*** Available records ***

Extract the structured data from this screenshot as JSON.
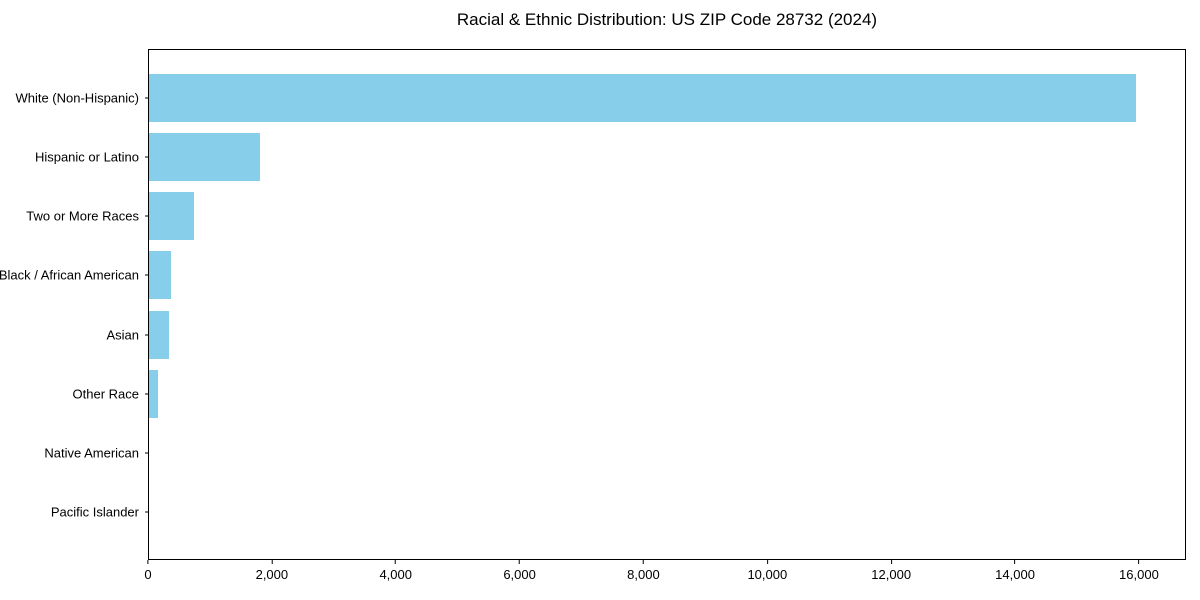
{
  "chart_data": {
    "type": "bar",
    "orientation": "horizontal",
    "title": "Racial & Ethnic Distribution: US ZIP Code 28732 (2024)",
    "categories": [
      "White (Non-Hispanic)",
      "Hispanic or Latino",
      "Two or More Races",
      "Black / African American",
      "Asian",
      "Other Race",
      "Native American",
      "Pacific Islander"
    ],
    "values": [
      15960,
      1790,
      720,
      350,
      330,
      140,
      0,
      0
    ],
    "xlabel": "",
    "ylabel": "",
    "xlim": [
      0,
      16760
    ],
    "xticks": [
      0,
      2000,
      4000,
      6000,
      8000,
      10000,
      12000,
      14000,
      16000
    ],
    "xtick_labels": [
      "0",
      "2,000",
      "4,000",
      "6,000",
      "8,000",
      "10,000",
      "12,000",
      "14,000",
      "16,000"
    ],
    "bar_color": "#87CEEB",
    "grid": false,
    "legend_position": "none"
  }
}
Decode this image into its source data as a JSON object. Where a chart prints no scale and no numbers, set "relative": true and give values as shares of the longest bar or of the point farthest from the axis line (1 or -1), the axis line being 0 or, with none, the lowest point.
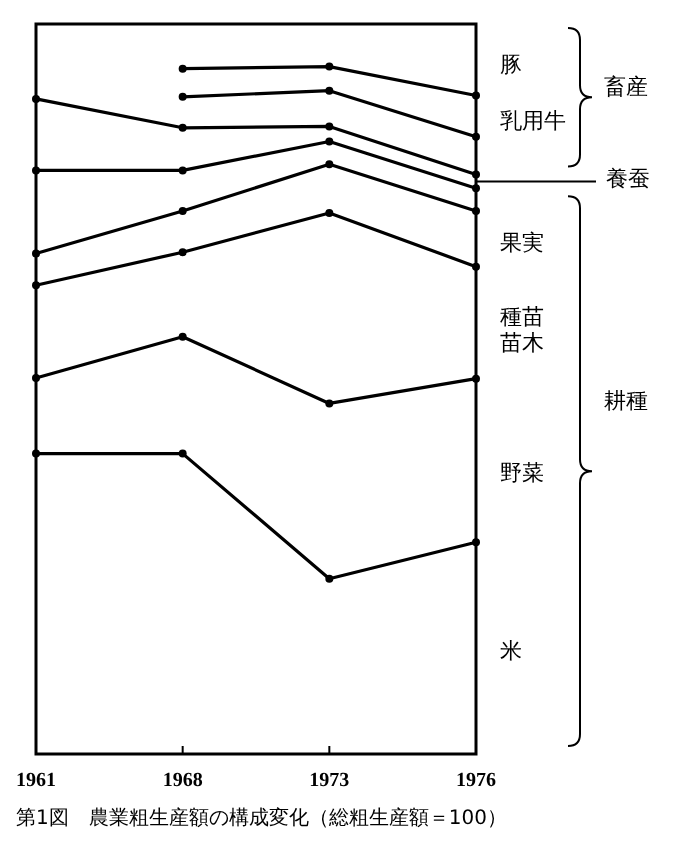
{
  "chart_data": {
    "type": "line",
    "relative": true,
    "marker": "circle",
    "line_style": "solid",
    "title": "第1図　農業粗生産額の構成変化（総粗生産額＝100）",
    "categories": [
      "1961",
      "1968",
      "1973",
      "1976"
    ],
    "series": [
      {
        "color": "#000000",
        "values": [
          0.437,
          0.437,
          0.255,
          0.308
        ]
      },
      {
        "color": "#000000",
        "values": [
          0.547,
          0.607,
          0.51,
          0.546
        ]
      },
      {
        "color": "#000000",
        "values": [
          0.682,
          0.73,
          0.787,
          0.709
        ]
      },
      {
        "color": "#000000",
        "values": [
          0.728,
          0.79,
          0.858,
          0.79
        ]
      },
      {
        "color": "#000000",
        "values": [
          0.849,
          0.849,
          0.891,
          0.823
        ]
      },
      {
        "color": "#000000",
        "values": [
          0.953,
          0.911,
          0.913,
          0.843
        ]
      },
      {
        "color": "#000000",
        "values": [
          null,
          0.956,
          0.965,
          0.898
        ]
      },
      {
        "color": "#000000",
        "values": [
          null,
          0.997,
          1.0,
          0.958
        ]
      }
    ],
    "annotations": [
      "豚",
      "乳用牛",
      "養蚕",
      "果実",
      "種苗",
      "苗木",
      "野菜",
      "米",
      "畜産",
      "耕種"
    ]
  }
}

***

**Problem:** Repeat the material above word for word, please, apart from its images.

**Full output:**
Extract the structured data from this screenshot as JSON.
{
  "chart_data": {
    "type": "bar",
    "orientation": "horizontal",
    "title": "Racial & Ethnic Distribution: US ZIP Code 28732 (2024)",
    "categories": [
      "White (Non-Hispanic)",
      "Hispanic or Latino",
      "Two or More Races",
      "Black / African American",
      "Asian",
      "Other Race",
      "Native American",
      "Pacific Islander"
    ],
    "values": [
      15960,
      1790,
      720,
      350,
      330,
      140,
      0,
      0
    ],
    "xlabel": "",
    "ylabel": "",
    "xlim": [
      0,
      16760
    ],
    "xticks": [
      0,
      2000,
      4000,
      6000,
      8000,
      10000,
      12000,
      14000,
      16000
    ],
    "xtick_labels": [
      "0",
      "2,000",
      "4,000",
      "6,000",
      "8,000",
      "10,000",
      "12,000",
      "14,000",
      "16,000"
    ],
    "bar_color": "#87CEEB",
    "grid": false,
    "legend_position": "none"
  }
}
Decode this image into its source data as a JSON object. Where a chart prints no scale and no numbers, set "relative": true and give values as shares of the longest bar or of the point farthest from the axis line (1 or -1), the axis line being 0 or, with none, the lowest point.
{
  "chart_data": {
    "type": "line",
    "relative": true,
    "marker": "circle",
    "line_style": "solid",
    "title": "第1図　農業粗生産額の構成変化（総粗生産額＝100）",
    "categories": [
      "1961",
      "1968",
      "1973",
      "1976"
    ],
    "series": [
      {
        "color": "#000000",
        "values": [
          0.437,
          0.437,
          0.255,
          0.308
        ]
      },
      {
        "color": "#000000",
        "values": [
          0.547,
          0.607,
          0.51,
          0.546
        ]
      },
      {
        "color": "#000000",
        "values": [
          0.682,
          0.73,
          0.787,
          0.709
        ]
      },
      {
        "color": "#000000",
        "values": [
          0.728,
          0.79,
          0.858,
          0.79
        ]
      },
      {
        "color": "#000000",
        "values": [
          0.849,
          0.849,
          0.891,
          0.823
        ]
      },
      {
        "color": "#000000",
        "values": [
          0.953,
          0.911,
          0.913,
          0.843
        ]
      },
      {
        "color": "#000000",
        "values": [
          null,
          0.956,
          0.965,
          0.898
        ]
      },
      {
        "color": "#000000",
        "values": [
          null,
          0.997,
          1.0,
          0.958
        ]
      }
    ],
    "annotations": [
      "豚",
      "乳用牛",
      "養蚕",
      "果実",
      "種苗",
      "苗木",
      "野菜",
      "米",
      "畜産",
      "耕種"
    ]
  }
}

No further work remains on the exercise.